## THE TASK
Provide nothing beyond the count of lines that include the string "this".

[Dataset items]
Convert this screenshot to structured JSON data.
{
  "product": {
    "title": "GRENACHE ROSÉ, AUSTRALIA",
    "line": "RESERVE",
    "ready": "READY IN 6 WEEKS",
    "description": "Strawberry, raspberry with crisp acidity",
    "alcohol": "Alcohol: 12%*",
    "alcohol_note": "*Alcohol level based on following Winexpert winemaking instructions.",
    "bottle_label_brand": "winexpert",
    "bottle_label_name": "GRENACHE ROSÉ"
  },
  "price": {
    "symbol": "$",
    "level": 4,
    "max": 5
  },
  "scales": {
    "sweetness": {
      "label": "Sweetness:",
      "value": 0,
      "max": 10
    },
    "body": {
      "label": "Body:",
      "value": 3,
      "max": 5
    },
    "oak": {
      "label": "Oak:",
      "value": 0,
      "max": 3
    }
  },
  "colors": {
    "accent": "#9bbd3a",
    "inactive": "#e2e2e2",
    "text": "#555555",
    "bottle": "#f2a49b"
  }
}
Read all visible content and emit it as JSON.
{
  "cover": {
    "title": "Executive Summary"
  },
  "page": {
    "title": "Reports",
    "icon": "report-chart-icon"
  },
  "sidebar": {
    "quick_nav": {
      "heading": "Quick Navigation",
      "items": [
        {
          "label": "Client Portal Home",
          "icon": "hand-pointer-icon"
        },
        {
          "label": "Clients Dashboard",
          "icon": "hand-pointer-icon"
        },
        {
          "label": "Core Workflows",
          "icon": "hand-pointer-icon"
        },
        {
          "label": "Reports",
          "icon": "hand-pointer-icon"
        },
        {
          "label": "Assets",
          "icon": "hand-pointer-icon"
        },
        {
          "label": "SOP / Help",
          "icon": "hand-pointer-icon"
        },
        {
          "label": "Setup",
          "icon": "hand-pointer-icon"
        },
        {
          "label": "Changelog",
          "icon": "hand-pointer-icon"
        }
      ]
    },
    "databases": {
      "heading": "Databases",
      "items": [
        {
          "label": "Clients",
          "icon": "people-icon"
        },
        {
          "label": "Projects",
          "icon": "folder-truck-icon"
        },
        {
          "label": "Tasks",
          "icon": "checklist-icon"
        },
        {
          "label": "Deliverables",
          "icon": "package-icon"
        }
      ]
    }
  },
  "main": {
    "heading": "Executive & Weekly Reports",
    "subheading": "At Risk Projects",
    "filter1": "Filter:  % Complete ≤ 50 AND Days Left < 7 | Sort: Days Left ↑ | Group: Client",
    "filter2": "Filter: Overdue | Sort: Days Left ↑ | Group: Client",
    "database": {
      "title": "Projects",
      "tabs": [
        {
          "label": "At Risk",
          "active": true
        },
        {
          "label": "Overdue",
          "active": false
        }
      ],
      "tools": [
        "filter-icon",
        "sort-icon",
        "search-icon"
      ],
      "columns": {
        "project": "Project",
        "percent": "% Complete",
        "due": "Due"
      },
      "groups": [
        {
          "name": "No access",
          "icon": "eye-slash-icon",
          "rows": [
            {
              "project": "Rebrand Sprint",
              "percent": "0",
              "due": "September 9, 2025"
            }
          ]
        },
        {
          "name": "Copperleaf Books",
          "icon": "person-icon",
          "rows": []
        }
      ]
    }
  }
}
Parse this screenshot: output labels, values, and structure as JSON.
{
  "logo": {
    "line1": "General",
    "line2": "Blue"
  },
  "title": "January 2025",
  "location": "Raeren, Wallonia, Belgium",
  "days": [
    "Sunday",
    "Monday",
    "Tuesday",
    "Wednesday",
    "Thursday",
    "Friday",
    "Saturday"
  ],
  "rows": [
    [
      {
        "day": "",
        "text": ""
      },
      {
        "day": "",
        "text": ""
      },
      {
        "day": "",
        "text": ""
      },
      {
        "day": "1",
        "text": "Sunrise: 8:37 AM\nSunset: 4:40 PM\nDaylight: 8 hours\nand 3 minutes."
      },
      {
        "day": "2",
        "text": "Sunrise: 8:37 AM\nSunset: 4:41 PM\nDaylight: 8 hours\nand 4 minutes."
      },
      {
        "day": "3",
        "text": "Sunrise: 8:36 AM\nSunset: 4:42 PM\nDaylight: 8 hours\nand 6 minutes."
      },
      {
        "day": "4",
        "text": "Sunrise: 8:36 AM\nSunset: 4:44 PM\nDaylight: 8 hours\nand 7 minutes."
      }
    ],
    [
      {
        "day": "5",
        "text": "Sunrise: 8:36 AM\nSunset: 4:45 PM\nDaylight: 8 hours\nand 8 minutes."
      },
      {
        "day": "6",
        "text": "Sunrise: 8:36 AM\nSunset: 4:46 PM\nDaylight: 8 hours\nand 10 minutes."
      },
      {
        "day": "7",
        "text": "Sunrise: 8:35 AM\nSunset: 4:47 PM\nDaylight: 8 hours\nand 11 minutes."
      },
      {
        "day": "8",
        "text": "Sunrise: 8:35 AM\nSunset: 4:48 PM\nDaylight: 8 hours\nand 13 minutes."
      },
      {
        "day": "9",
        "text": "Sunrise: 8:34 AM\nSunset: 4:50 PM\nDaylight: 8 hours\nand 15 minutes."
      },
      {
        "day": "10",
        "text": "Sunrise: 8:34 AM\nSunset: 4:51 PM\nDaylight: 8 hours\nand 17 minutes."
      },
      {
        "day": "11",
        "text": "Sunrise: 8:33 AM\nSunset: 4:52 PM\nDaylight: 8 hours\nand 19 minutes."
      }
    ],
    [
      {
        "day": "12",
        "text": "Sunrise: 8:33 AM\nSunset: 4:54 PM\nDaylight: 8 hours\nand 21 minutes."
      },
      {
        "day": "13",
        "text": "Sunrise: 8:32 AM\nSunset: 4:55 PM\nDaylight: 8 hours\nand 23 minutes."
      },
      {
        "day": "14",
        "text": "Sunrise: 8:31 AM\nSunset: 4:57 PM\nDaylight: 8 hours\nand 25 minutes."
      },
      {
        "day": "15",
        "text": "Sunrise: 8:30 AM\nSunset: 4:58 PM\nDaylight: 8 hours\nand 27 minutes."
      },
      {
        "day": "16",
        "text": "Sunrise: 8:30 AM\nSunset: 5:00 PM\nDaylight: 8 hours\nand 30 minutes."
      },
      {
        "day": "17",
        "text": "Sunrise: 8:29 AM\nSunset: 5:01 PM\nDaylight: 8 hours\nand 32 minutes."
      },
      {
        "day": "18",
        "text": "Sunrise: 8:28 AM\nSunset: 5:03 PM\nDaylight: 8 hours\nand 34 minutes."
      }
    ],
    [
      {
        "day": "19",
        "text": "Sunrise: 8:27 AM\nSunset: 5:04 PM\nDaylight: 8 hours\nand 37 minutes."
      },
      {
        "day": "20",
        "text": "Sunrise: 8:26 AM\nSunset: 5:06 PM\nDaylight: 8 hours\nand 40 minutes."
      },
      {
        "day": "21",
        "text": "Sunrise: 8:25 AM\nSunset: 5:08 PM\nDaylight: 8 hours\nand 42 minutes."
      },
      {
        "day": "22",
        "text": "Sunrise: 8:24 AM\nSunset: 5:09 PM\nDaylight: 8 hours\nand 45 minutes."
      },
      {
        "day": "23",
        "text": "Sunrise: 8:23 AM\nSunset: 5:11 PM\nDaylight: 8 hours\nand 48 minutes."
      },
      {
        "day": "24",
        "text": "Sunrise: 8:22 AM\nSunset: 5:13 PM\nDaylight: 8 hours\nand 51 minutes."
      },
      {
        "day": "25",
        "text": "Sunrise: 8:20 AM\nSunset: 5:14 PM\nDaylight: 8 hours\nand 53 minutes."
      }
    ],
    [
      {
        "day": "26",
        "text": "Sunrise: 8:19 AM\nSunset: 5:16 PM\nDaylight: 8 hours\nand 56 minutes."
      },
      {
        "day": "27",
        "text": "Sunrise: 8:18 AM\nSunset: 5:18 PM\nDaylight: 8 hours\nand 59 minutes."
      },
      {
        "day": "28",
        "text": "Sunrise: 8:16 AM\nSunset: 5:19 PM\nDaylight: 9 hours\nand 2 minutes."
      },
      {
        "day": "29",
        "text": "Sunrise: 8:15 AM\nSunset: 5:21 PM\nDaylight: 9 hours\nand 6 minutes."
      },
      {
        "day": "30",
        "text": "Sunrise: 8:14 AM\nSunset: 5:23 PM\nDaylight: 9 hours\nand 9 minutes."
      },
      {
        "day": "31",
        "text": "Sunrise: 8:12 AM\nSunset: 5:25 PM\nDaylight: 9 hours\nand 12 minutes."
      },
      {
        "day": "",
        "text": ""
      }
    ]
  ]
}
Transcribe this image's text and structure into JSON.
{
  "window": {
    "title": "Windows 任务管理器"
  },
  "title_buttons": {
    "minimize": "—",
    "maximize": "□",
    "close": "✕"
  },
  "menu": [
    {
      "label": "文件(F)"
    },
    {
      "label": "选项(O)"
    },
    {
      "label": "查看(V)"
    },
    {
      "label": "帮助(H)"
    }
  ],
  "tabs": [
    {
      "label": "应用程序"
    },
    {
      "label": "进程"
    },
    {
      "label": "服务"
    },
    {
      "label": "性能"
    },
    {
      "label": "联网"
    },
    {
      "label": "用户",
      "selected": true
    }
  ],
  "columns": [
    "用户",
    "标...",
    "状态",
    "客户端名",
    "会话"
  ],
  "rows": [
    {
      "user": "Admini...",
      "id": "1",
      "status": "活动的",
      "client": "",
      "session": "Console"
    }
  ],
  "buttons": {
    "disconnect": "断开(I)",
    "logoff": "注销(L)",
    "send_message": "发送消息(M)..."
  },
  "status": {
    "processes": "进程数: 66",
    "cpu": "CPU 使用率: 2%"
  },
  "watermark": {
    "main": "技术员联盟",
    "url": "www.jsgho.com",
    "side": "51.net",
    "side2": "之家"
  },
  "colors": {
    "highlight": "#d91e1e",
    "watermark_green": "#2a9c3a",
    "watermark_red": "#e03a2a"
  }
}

## COMPLETE ANSWER
3